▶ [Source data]
* BEGIN *
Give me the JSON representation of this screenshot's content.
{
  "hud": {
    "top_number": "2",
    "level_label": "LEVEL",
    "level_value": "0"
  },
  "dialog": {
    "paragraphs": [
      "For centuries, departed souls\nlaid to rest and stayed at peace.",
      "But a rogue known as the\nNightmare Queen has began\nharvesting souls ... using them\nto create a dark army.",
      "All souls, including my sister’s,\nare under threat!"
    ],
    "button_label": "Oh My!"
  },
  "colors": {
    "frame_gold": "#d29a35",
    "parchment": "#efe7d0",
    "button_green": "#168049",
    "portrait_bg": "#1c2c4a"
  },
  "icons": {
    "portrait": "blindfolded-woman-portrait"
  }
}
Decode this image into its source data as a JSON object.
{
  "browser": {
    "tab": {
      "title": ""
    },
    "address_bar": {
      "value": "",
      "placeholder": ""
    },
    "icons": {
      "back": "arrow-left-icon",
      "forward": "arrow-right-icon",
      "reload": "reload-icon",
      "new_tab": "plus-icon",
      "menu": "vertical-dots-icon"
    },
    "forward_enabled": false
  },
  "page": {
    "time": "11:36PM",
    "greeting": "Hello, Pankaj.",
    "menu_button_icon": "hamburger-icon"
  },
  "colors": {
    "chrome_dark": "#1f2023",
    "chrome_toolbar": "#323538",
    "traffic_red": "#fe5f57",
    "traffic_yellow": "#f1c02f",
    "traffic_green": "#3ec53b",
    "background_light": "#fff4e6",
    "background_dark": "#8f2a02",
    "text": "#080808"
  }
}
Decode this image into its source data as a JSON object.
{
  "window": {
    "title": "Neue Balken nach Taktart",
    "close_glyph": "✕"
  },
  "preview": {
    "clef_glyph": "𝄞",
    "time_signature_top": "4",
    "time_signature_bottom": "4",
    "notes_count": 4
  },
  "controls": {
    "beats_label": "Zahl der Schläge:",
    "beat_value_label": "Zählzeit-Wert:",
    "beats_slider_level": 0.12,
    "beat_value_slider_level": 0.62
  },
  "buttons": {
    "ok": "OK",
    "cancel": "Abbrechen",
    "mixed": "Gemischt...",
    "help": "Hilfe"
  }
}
* END *
▶ [Directions]
Every line above should be printed again exactly as it stands.

▶ [Exercise output]
Give me the JSON representation of this screenshot's content.
{
  "hud": {
    "top_number": "2",
    "level_label": "LEVEL",
    "level_value": "0"
  },
  "dialog": {
    "paragraphs": [
      "For centuries, departed souls\nlaid to rest and stayed at peace.",
      "But a rogue known as the\nNightmare Queen has began\nharvesting souls ... using them\nto create a dark army.",
      "All souls, including my sister’s,\nare under threat!"
    ],
    "button_label": "Oh My!"
  },
  "colors": {
    "frame_gold": "#d29a35",
    "parchment": "#efe7d0",
    "button_green": "#168049",
    "portrait_bg": "#1c2c4a"
  },
  "icons": {
    "portrait": "blindfolded-woman-portrait"
  }
}
Decode this image into its source data as a JSON object.
{
  "browser": {
    "tab": {
      "title": ""
    },
    "address_bar": {
      "value": "",
      "placeholder": ""
    },
    "icons": {
      "back": "arrow-left-icon",
      "forward": "arrow-right-icon",
      "reload": "reload-icon",
      "new_tab": "plus-icon",
      "menu": "vertical-dots-icon"
    },
    "forward_enabled": false
  },
  "page": {
    "time": "11:36PM",
    "greeting": "Hello, Pankaj.",
    "menu_button_icon": "hamburger-icon"
  },
  "colors": {
    "chrome_dark": "#1f2023",
    "chrome_toolbar": "#323538",
    "traffic_red": "#fe5f57",
    "traffic_yellow": "#f1c02f",
    "traffic_green": "#3ec53b",
    "background_light": "#fff4e6",
    "background_dark": "#8f2a02",
    "text": "#080808"
  }
}
Decode this image into its source data as a JSON object.
{
  "window": {
    "title": "Neue Balken nach Taktart",
    "close_glyph": "✕"
  },
  "preview": {
    "clef_glyph": "𝄞",
    "time_signature_top": "4",
    "time_signature_bottom": "4",
    "notes_count": 4
  },
  "controls": {
    "beats_label": "Zahl der Schläge:",
    "beat_value_label": "Zählzeit-Wert:",
    "beats_slider_level": 0.12,
    "beat_value_slider_level": 0.62
  },
  "buttons": {
    "ok": "OK",
    "cancel": "Abbrechen",
    "mixed": "Gemischt...",
    "help": "Hilfe"
  }
}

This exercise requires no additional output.